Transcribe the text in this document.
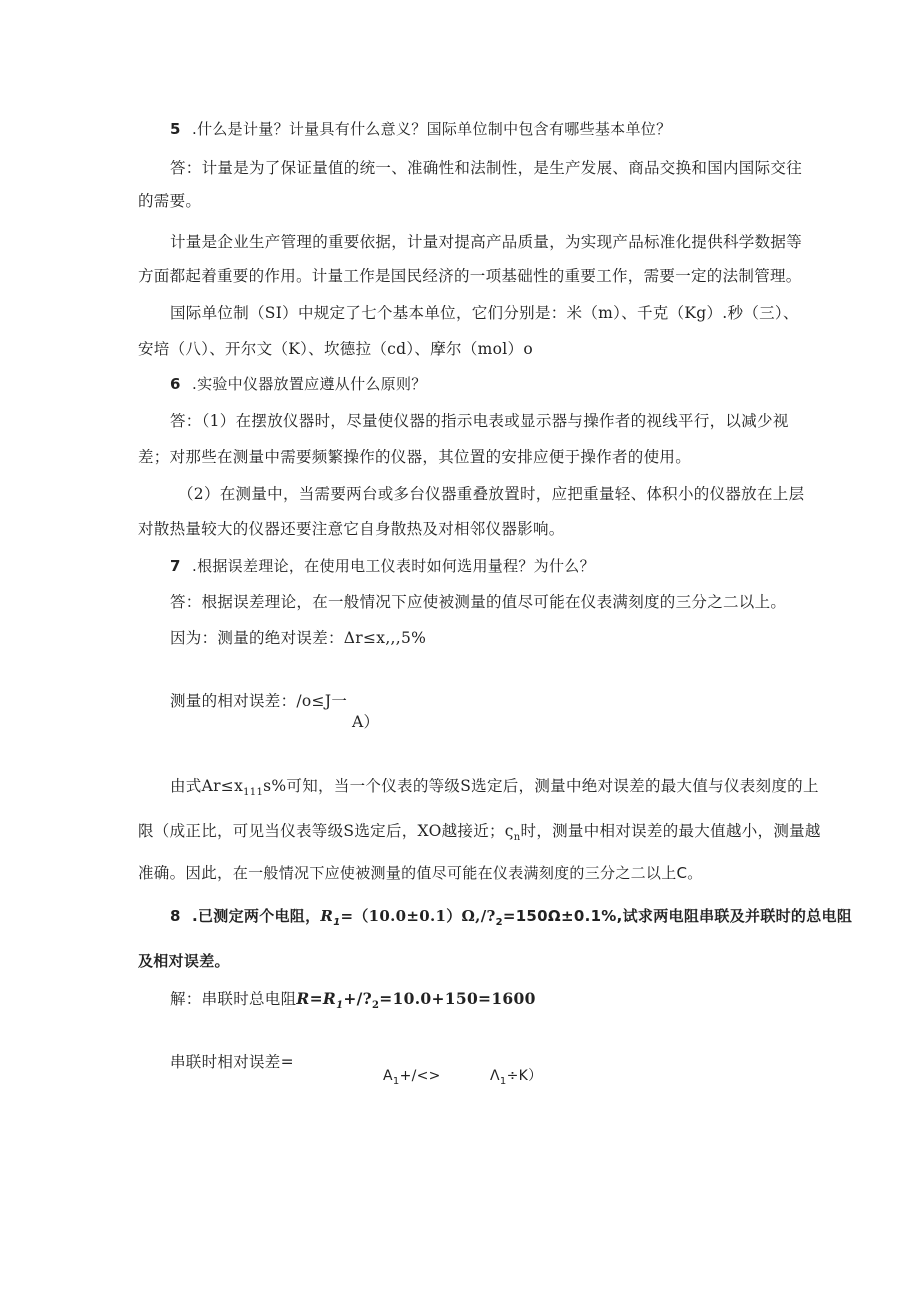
5 .什么是计量？计量具有什么意义？国际单位制中包含有哪些基本单位？
答：计量是为了保证量值的统一、准确性和法制性，是生产发展、商品交换和国内国际交往
的需要。
计量是企业生产管理的重要依据，计量对提高产品质量，为实现产品标准化提供科学数据等
方面都起着重要的作用。计量工作是国民经济的一项基础性的重要工作，需要一定的法制管理。
国际单位制（SI）中规定了七个基本单位，它们分别是：米（m）、千克（Kg）.秒（三）、
安培（八）、开尔文（K）、坎德拉（cd）、摩尔（mol）o
6 .实验中仪器放置应遵从什么原则？
答：（1）在摆放仪器时，尽量使仪器的指示电表或显示器与操作者的视线平行，以减少视
差；对那些在测量中需要频繁操作的仪器，其位置的安排应便于操作者的使用。
（2）在测量中，当需要两台或多台仪器重叠放置时，应把重量轻、体积小的仪器放在上层
对散热量较大的仪器还要注意它自身散热及对相邻仪器影响。
7 .根据误差理论，在使用电工仪表时如何选用量程？为什么？
答：根据误差理论，在一般情况下应使被测量的值尽可能在仪表满刻度的三分之二以上。
因为：测量的绝对误差：Δr≤x,,,5%
测量的相对误差：/o≤J一
A）
由式$Ar\le x_{111}s\%$可知，当一个仪表的等级S选定后，测量中绝对误差的最大值与仪表刻度的上
限（成正比，可见当仪表等级S选定后，XO越接近；$\varsigma_n$时，测量中相对误差的最大值越小，测量越
准确。因此，在一般情况下应使被测量的值尽可能在仪表满刻度的三分之二以上C。
8 .已测定两个电阻，$R_1=(10.0\pm 0.1)\Omega,/?_2=150\Omega\pm 0.1\%$,试求两电阻串联及并联时的总电阻
及相对误差。
解：串联时总电阻$R=R_1+/?_2=10.0+150=1600$
串联时相对误差=
$A_1+/<>$	$\Lambda_1\div K$）
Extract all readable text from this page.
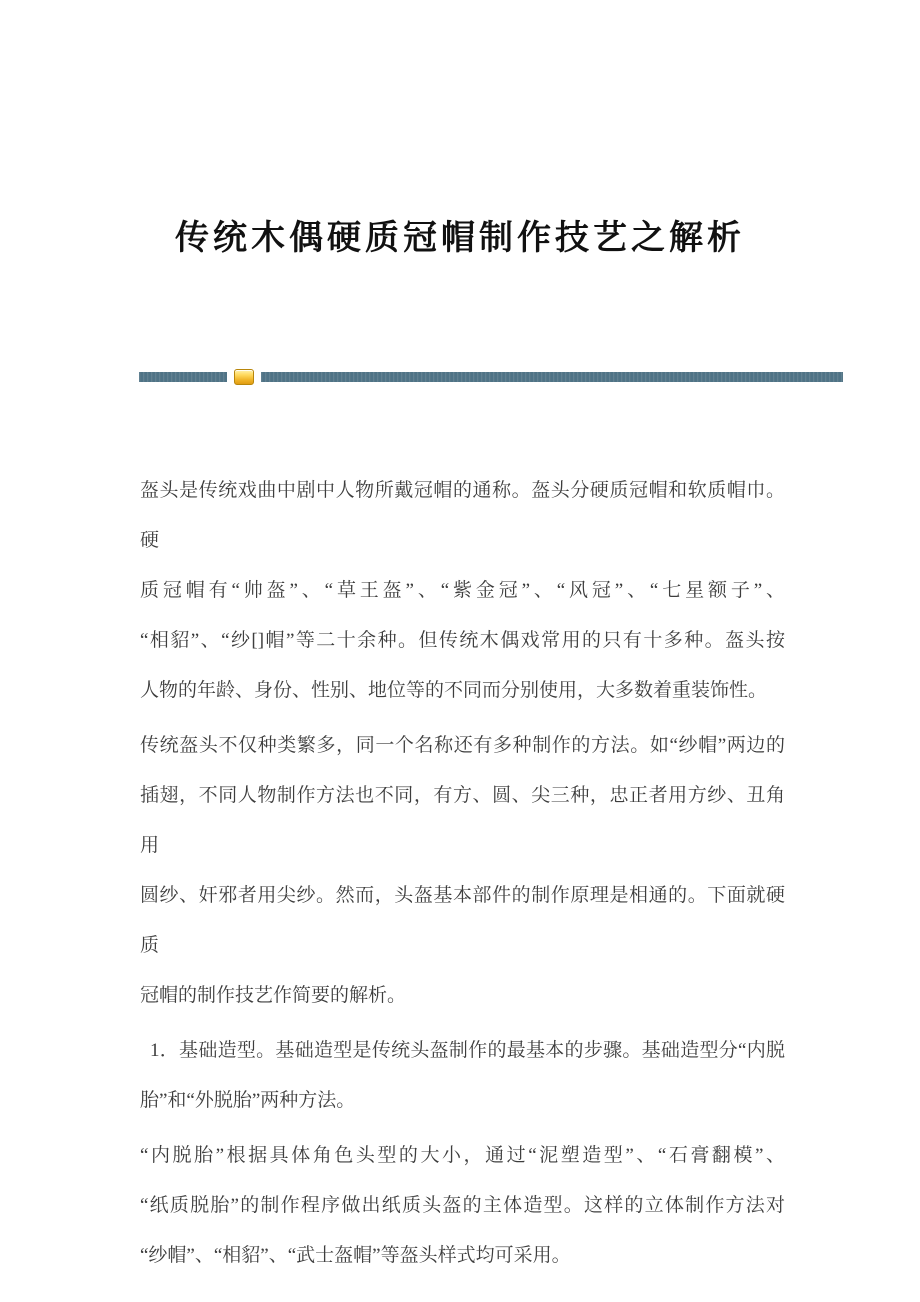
传统木偶硬质冠帽制作技艺之解析
盔头是传统戏曲中剧中人物所戴冠帽的通称。盔头分硬质冠帽和软质帽巾。硬
质冠帽有“帅盔”、“草王盔”、“紫金冠”、“风冠”、“七星额子”、
“相貂”、“纱[]帽”等二十余种。但传统木偶戏常用的只有十多种。盔头按
人物的年龄、身份、性别、地位等的不同而分别使用，大多数着重装饰性。
传统盔头不仅种类繁多，同一个名称还有多种制作的方法。如“纱帽”两边的
插翅，不同人物制作方法也不同，有方、圆、尖三种，忠正者用方纱、丑角用
圆纱、奸邪者用尖纱。然而，头盔基本部件的制作原理是相通的。下面就硬质
冠帽的制作技艺作简要的解析。
1．基础造型。基础造型是传统头盔制作的最基本的步骤。基础造型分“内脱
胎”和“外脱胎”两种方法。
“内脱胎”根据具体角色头型的大小，通过“泥塑造型”、“石膏翻模”、
“纸质脱胎”的制作程序做出纸质头盔的主体造型。这样的立体制作方法对
“纱帽”、“相貂”、“武士盔帽”等盔头样式均可采用。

☆ ☆ ☆ ☆ ☆ ☆ ☆

→ **GIVEN EXERCISE**: Give again the lines from the line that contains "Extract all readable text from this page." through the last line of the material above, exactly and with both ends included. Omit the pictures.

→ **FULL SOLUTION**:
Extract all readable text from this page.
传统木偶硬质冠帽制作技艺之解析
盔头是传统戏曲中剧中人物所戴冠帽的通称。盔头分硬质冠帽和软质帽巾。硬
质冠帽有“帅盔”、“草王盔”、“紫金冠”、“风冠”、“七星额子”、
“相貂”、“纱[]帽”等二十余种。但传统木偶戏常用的只有十多种。盔头按
人物的年龄、身份、性别、地位等的不同而分别使用，大多数着重装饰性。
传统盔头不仅种类繁多，同一个名称还有多种制作的方法。如“纱帽”两边的
插翅，不同人物制作方法也不同，有方、圆、尖三种，忠正者用方纱、丑角用
圆纱、奸邪者用尖纱。然而，头盔基本部件的制作原理是相通的。下面就硬质
冠帽的制作技艺作简要的解析。
1．基础造型。基础造型是传统头盔制作的最基本的步骤。基础造型分“内脱
胎”和“外脱胎”两种方法。
“内脱胎”根据具体角色头型的大小，通过“泥塑造型”、“石膏翻模”、
“纸质脱胎”的制作程序做出纸质头盔的主体造型。这样的立体制作方法对
“纱帽”、“相貂”、“武士盔帽”等盔头样式均可采用。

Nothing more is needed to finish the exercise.